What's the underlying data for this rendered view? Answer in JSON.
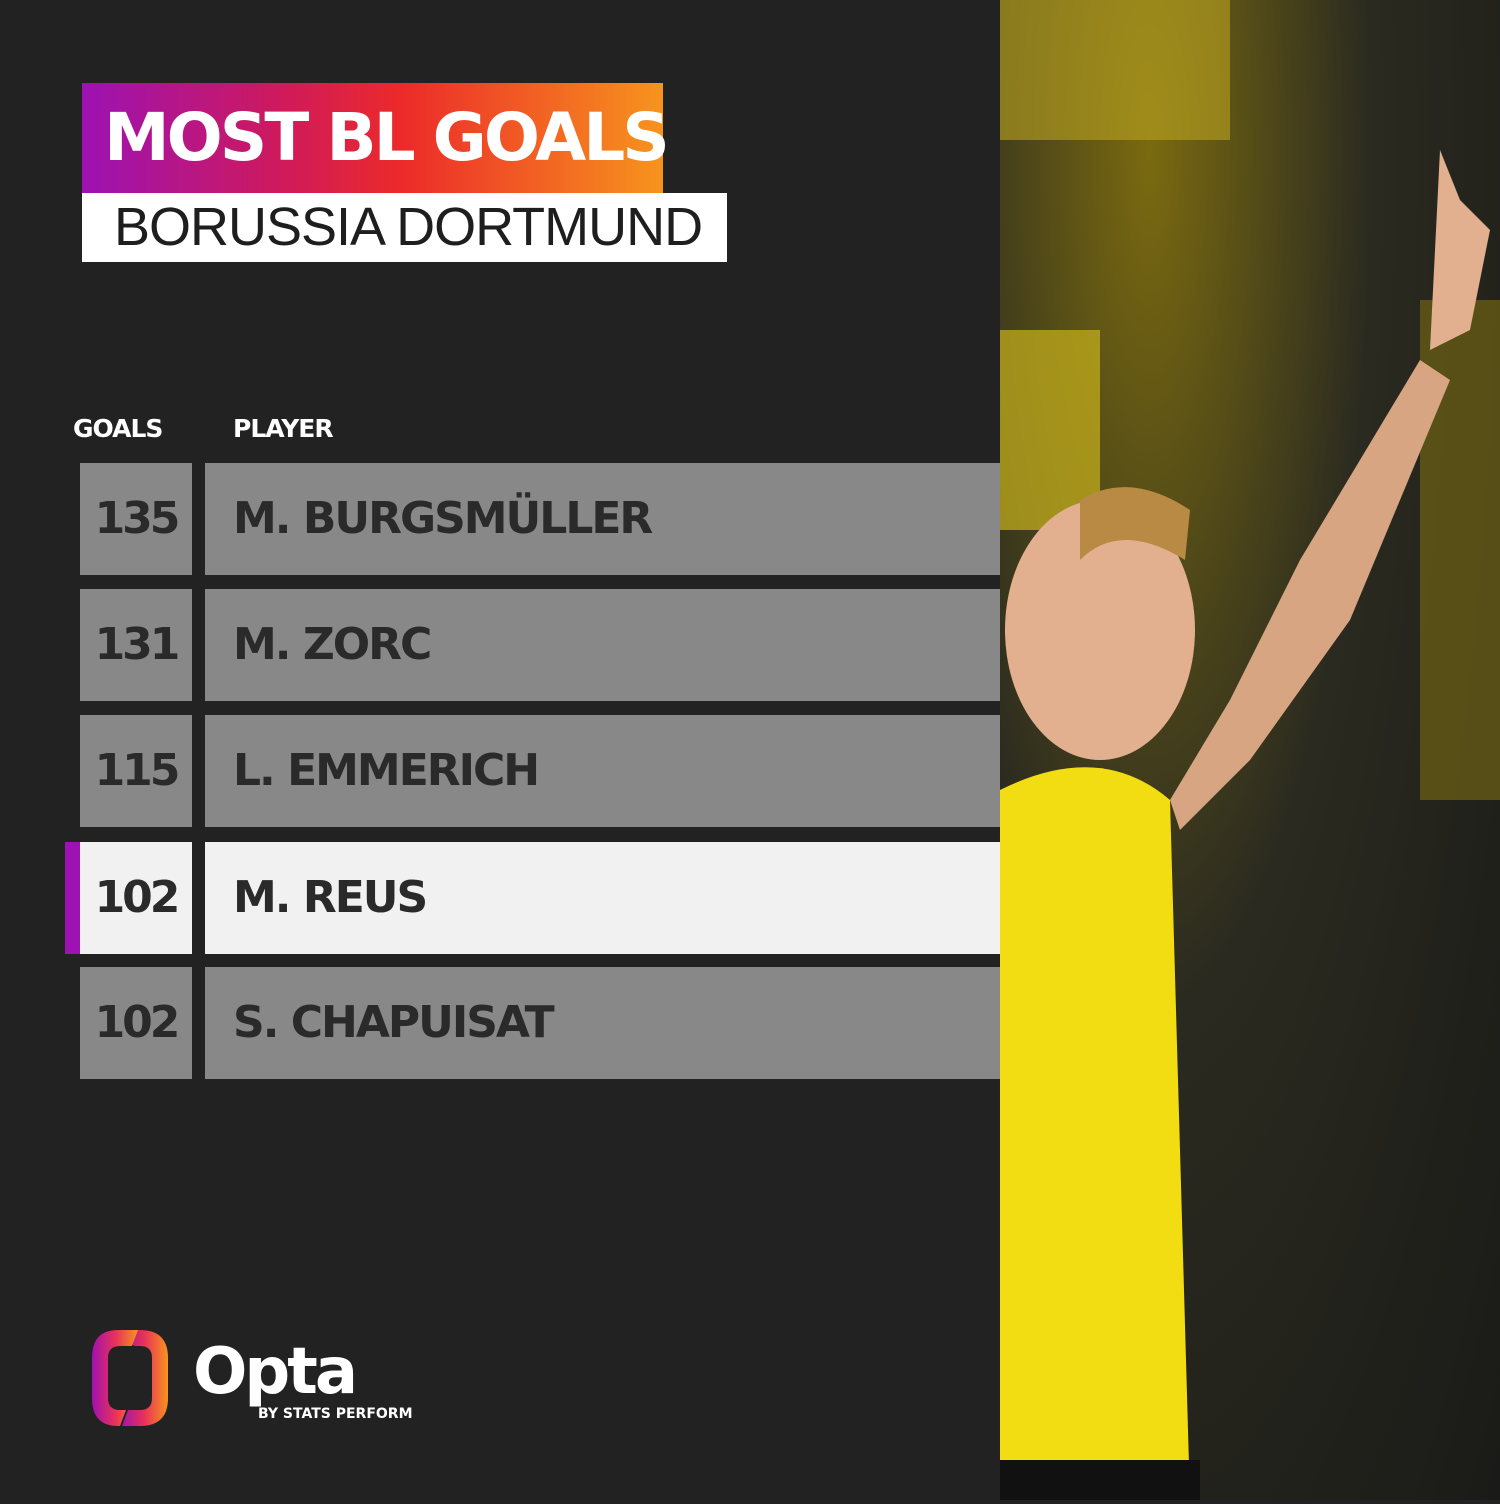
{
  "title": "MOST BL GOALS",
  "subtitle": "BORUSSIA DORTMUND",
  "chart_data": {
    "type": "table",
    "columns": [
      "GOALS",
      "PLAYER"
    ],
    "rows": [
      {
        "goals": "135",
        "player": "M. BURGSMÜLLER",
        "highlighted": false
      },
      {
        "goals": "131",
        "player": "M. ZORC",
        "highlighted": false
      },
      {
        "goals": "115",
        "player": "L. EMMERICH",
        "highlighted": false
      },
      {
        "goals": "102",
        "player": "M. REUS",
        "highlighted": true
      },
      {
        "goals": "102",
        "player": "S. CHAPUISAT",
        "highlighted": false
      }
    ]
  },
  "colors": {
    "background": "#222222",
    "row": "#888888",
    "highlight_row": "#f1f1f1",
    "accent": "#9c12b3",
    "title_gradient": [
      "#9c12b3",
      "#ec2a2a",
      "#f7941d"
    ]
  },
  "logo": {
    "name": "Opta",
    "byline": "BY STATS PERFORM"
  },
  "photo": "player-celebrating-photo"
}
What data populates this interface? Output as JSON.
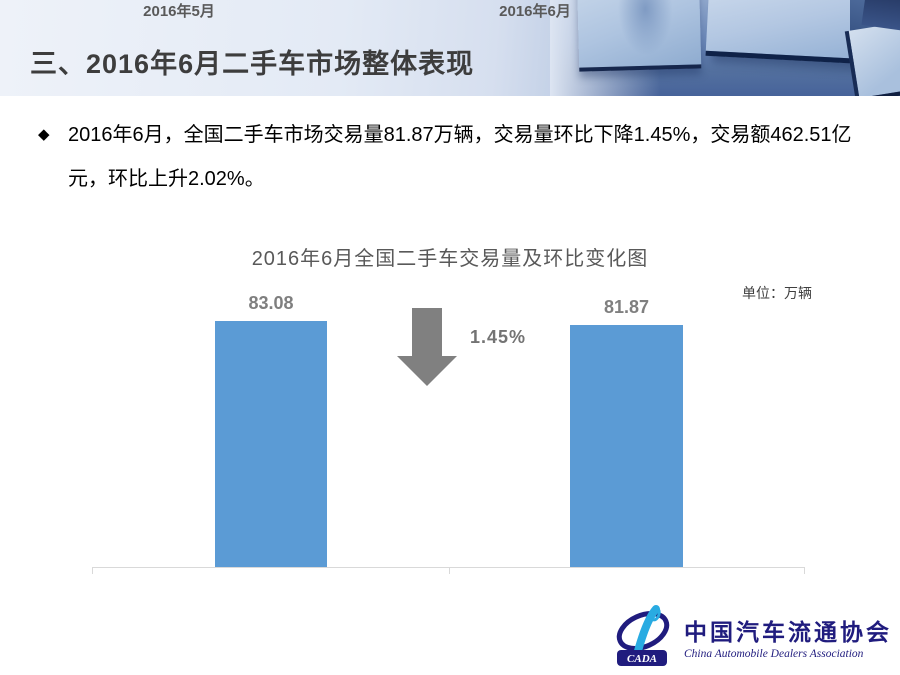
{
  "header": {
    "title": "三、2016年6月二手车市场整体表现"
  },
  "bullet": {
    "marker": "◆",
    "text": "2016年6月，全国二手车市场交易量81.87万辆，交易量环比下降1.45%，交易额462.51亿元，环比上升2.02%。"
  },
  "chart_data": {
    "type": "bar",
    "title": "2016年6月全国二手车交易量及环比变化图",
    "unit_label": "单位：万辆",
    "categories": [
      "2016年5月",
      "2016年6月"
    ],
    "values": [
      83.08,
      81.87
    ],
    "value_labels": [
      "83.08",
      "81.87"
    ],
    "series_name": "二手车交易量",
    "change_label": "1.45%",
    "change_direction": "down",
    "ylim": [
      0,
      83.08
    ],
    "grid": false,
    "legend": false,
    "xlabel": "",
    "ylabel": "万辆"
  },
  "colors": {
    "bar": "#5b9bd5",
    "arrow": "#808080",
    "axis": "#d9d9d9",
    "chart_text": "#595959",
    "value_text": "#7f7f7f",
    "logo_navy": "#201c7e",
    "logo_cyan": "#29abe2"
  },
  "footer": {
    "logo_abbr": "CADA",
    "logo_text_cn": "中国汽车流通协会",
    "logo_text_en": "China Automobile Dealers Association"
  }
}
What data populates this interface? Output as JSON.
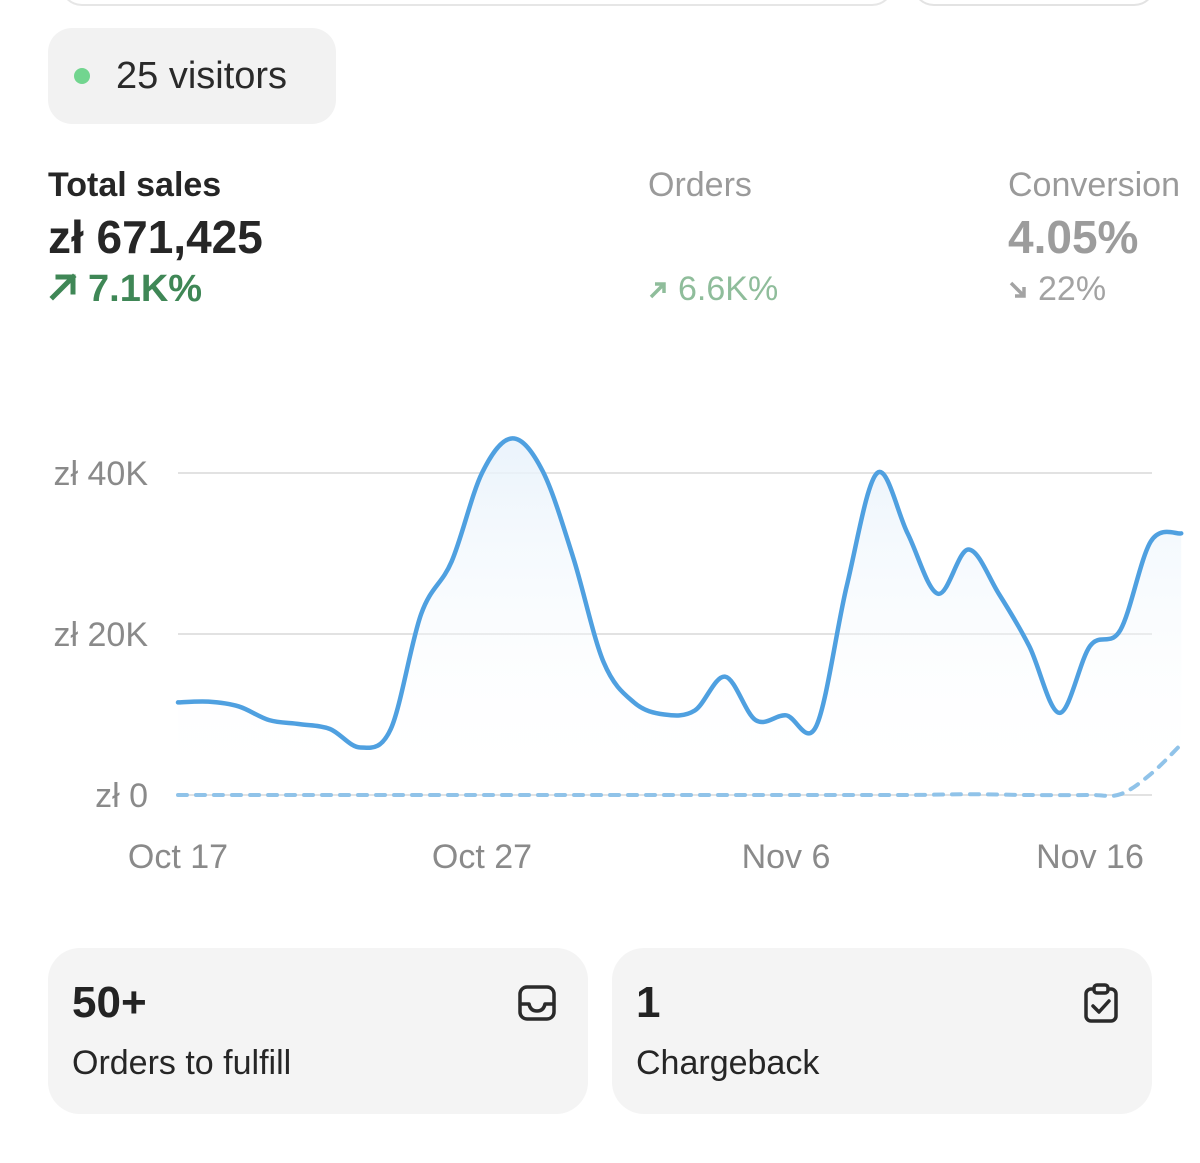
{
  "live_visitors": {
    "text": "25 visitors",
    "status_color": "#72d58f"
  },
  "metrics": {
    "total_sales": {
      "label": "Total sales",
      "value": "zł 671,425",
      "change": "7.1K%",
      "direction": "up",
      "color": "#3f8756"
    },
    "orders": {
      "label": "Orders",
      "value": "",
      "change": "6.6K%",
      "direction": "up"
    },
    "conversion": {
      "label": "Conversion",
      "value": "4.05%",
      "change": "22%",
      "direction": "down"
    }
  },
  "chart_data": {
    "type": "line",
    "title": "",
    "xlabel": "",
    "ylabel": "",
    "x_ticks": [
      "Oct 17",
      "Oct 27",
      "Nov 6",
      "Nov 16"
    ],
    "y_ticks": [
      "zł 0",
      "zł 20K",
      "zł 40K"
    ],
    "ylim": [
      0,
      45000
    ],
    "grid": true,
    "series": [
      {
        "style": "solid",
        "color": "#4fa0e0",
        "values": [
          [
            "Oct 17",
            11500
          ],
          [
            "Oct 18",
            11600
          ],
          [
            "Oct 19",
            11000
          ],
          [
            "Oct 20",
            9300
          ],
          [
            "Oct 21",
            8800
          ],
          [
            "Oct 22",
            8200
          ],
          [
            "Oct 23",
            5900
          ],
          [
            "Oct 24",
            8200
          ],
          [
            "Oct 25",
            22500
          ],
          [
            "Oct 26",
            29000
          ],
          [
            "Oct 27",
            40000
          ],
          [
            "Oct 28",
            44300
          ],
          [
            "Oct 29",
            40200
          ],
          [
            "Oct 30",
            29500
          ],
          [
            "Oct 31",
            16500
          ],
          [
            "Nov 1",
            11500
          ],
          [
            "Nov 2",
            10000
          ],
          [
            "Nov 3",
            10500
          ],
          [
            "Nov 4",
            14700
          ],
          [
            "Nov 5",
            9300
          ],
          [
            "Nov 6",
            9900
          ],
          [
            "Nov 7",
            8600
          ],
          [
            "Nov 8",
            26000
          ],
          [
            "Nov 9",
            40000
          ],
          [
            "Nov 10",
            32500
          ],
          [
            "Nov 11",
            25000
          ],
          [
            "Nov 12",
            30500
          ],
          [
            "Nov 13",
            25000
          ],
          [
            "Nov 14",
            18500
          ],
          [
            "Nov 15",
            10200
          ],
          [
            "Nov 16",
            18500
          ],
          [
            "Nov 17",
            20500
          ],
          [
            "Nov 18",
            31500
          ],
          [
            "Nov 19",
            32500
          ]
        ]
      },
      {
        "style": "dotted",
        "color": "#90c3e9",
        "values": [
          [
            "Oct 17",
            0
          ],
          [
            "Oct 20",
            0
          ],
          [
            "Oct 23",
            0
          ],
          [
            "Oct 26",
            0
          ],
          [
            "Oct 29",
            0
          ],
          [
            "Nov 1",
            0
          ],
          [
            "Nov 4",
            0
          ],
          [
            "Nov 7",
            0
          ],
          [
            "Nov 10",
            0
          ],
          [
            "Nov 12",
            100
          ],
          [
            "Nov 14",
            0
          ],
          [
            "Nov 16",
            0
          ],
          [
            "Nov 17",
            100
          ],
          [
            "Nov 18",
            2600
          ],
          [
            "Nov 19",
            6300
          ]
        ]
      }
    ]
  },
  "cards": {
    "fulfill": {
      "number": "50+",
      "label": "Orders to fulfill",
      "icon": "inbox-icon"
    },
    "chargeback": {
      "number": "1",
      "label": "Chargeback",
      "icon": "clipboard-check-icon"
    }
  }
}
++++++
• _Exercise goal_:
Set down every entry word for word, but omit the pictures.

• _Task response_:
What's the underlying data for this rendered view? Answer in JSON.
{
  "title": "MOST BL GOALS",
  "subtitle": "BORUSSIA DORTMUND",
  "chart_data": {
    "type": "table",
    "columns": [
      "GOALS",
      "PLAYER"
    ],
    "rows": [
      {
        "goals": "135",
        "player": "M. BURGSMÜLLER",
        "highlighted": false
      },
      {
        "goals": "131",
        "player": "M. ZORC",
        "highlighted": false
      },
      {
        "goals": "115",
        "player": "L. EMMERICH",
        "highlighted": false
      },
      {
        "goals": "102",
        "player": "M. REUS",
        "highlighted": true
      },
      {
        "goals": "102",
        "player": "S. CHAPUISAT",
        "highlighted": false
      }
    ]
  },
  "colors": {
    "background": "#222222",
    "row": "#888888",
    "highlight_row": "#f1f1f1",
    "accent": "#9c12b3",
    "title_gradient": [
      "#9c12b3",
      "#ec2a2a",
      "#f7941d"
    ]
  },
  "logo": {
    "name": "Opta",
    "byline": "BY STATS PERFORM"
  },
  "photo": "player-celebrating-photo"
}
What data populates this interface? Output as JSON.
{
  "header": {
    "title": "三、2016年6月二手车市场整体表现"
  },
  "bullet": {
    "marker": "◆",
    "text": "2016年6月，全国二手车市场交易量81.87万辆，交易量环比下降1.45%，交易额462.51亿元，环比上升2.02%。"
  },
  "chart_data": {
    "type": "bar",
    "title": "2016年6月全国二手车交易量及环比变化图",
    "unit_label": "单位：万辆",
    "categories": [
      "2016年5月",
      "2016年6月"
    ],
    "values": [
      83.08,
      81.87
    ],
    "value_labels": [
      "83.08",
      "81.87"
    ],
    "series_name": "二手车交易量",
    "change_label": "1.45%",
    "change_direction": "down",
    "ylim": [
      0,
      83.08
    ],
    "grid": false,
    "legend": false,
    "xlabel": "",
    "ylabel": "万辆"
  },
  "colors": {
    "bar": "#5b9bd5",
    "arrow": "#808080",
    "axis": "#d9d9d9",
    "chart_text": "#595959",
    "value_text": "#7f7f7f",
    "logo_navy": "#201c7e",
    "logo_cyan": "#29abe2"
  },
  "footer": {
    "logo_abbr": "CADA",
    "logo_text_cn": "中国汽车流通协会",
    "logo_text_en": "China Automobile Dealers Association"
  }
}
What data populates this interface? Output as JSON.
{
  "live_visitors": {
    "text": "25 visitors",
    "status_color": "#72d58f"
  },
  "metrics": {
    "total_sales": {
      "label": "Total sales",
      "value": "zł 671,425",
      "change": "7.1K%",
      "direction": "up",
      "color": "#3f8756"
    },
    "orders": {
      "label": "Orders",
      "value": "",
      "change": "6.6K%",
      "direction": "up"
    },
    "conversion": {
      "label": "Conversion",
      "value": "4.05%",
      "change": "22%",
      "direction": "down"
    }
  },
  "chart_data": {
    "type": "line",
    "title": "",
    "xlabel": "",
    "ylabel": "",
    "x_ticks": [
      "Oct 17",
      "Oct 27",
      "Nov 6",
      "Nov 16"
    ],
    "y_ticks": [
      "zł 0",
      "zł 20K",
      "zł 40K"
    ],
    "ylim": [
      0,
      45000
    ],
    "grid": true,
    "series": [
      {
        "style": "solid",
        "color": "#4fa0e0",
        "values": [
          [
            "Oct 17",
            11500
          ],
          [
            "Oct 18",
            11600
          ],
          [
            "Oct 19",
            11000
          ],
          [
            "Oct 20",
            9300
          ],
          [
            "Oct 21",
            8800
          ],
          [
            "Oct 22",
            8200
          ],
          [
            "Oct 23",
            5900
          ],
          [
            "Oct 24",
            8200
          ],
          [
            "Oct 25",
            22500
          ],
          [
            "Oct 26",
            29000
          ],
          [
            "Oct 27",
            40000
          ],
          [
            "Oct 28",
            44300
          ],
          [
            "Oct 29",
            40200
          ],
          [
            "Oct 30",
            29500
          ],
          [
            "Oct 31",
            16500
          ],
          [
            "Nov 1",
            11500
          ],
          [
            "Nov 2",
            10000
          ],
          [
            "Nov 3",
            10500
          ],
          [
            "Nov 4",
            14700
          ],
          [
            "Nov 5",
            9300
          ],
          [
            "Nov 6",
            9900
          ],
          [
            "Nov 7",
            8600
          ],
          [
            "Nov 8",
            26000
          ],
          [
            "Nov 9",
            40000
          ],
          [
            "Nov 10",
            32500
          ],
          [
            "Nov 11",
            25000
          ],
          [
            "Nov 12",
            30500
          ],
          [
            "Nov 13",
            25000
          ],
          [
            "Nov 14",
            18500
          ],
          [
            "Nov 15",
            10200
          ],
          [
            "Nov 16",
            18500
          ],
          [
            "Nov 17",
            20500
          ],
          [
            "Nov 18",
            31500
          ],
          [
            "Nov 19",
            32500
          ]
        ]
      },
      {
        "style": "dotted",
        "color": "#90c3e9",
        "values": [
          [
            "Oct 17",
            0
          ],
          [
            "Oct 20",
            0
          ],
          [
            "Oct 23",
            0
          ],
          [
            "Oct 26",
            0
          ],
          [
            "Oct 29",
            0
          ],
          [
            "Nov 1",
            0
          ],
          [
            "Nov 4",
            0
          ],
          [
            "Nov 7",
            0
          ],
          [
            "Nov 10",
            0
          ],
          [
            "Nov 12",
            100
          ],
          [
            "Nov 14",
            0
          ],
          [
            "Nov 16",
            0
          ],
          [
            "Nov 17",
            100
          ],
          [
            "Nov 18",
            2600
          ],
          [
            "Nov 19",
            6300
          ]
        ]
      }
    ]
  },
  "cards": {
    "fulfill": {
      "number": "50+",
      "label": "Orders to fulfill",
      "icon": "inbox-icon"
    },
    "chargeback": {
      "number": "1",
      "label": "Chargeback",
      "icon": "clipboard-check-icon"
    }
  }
}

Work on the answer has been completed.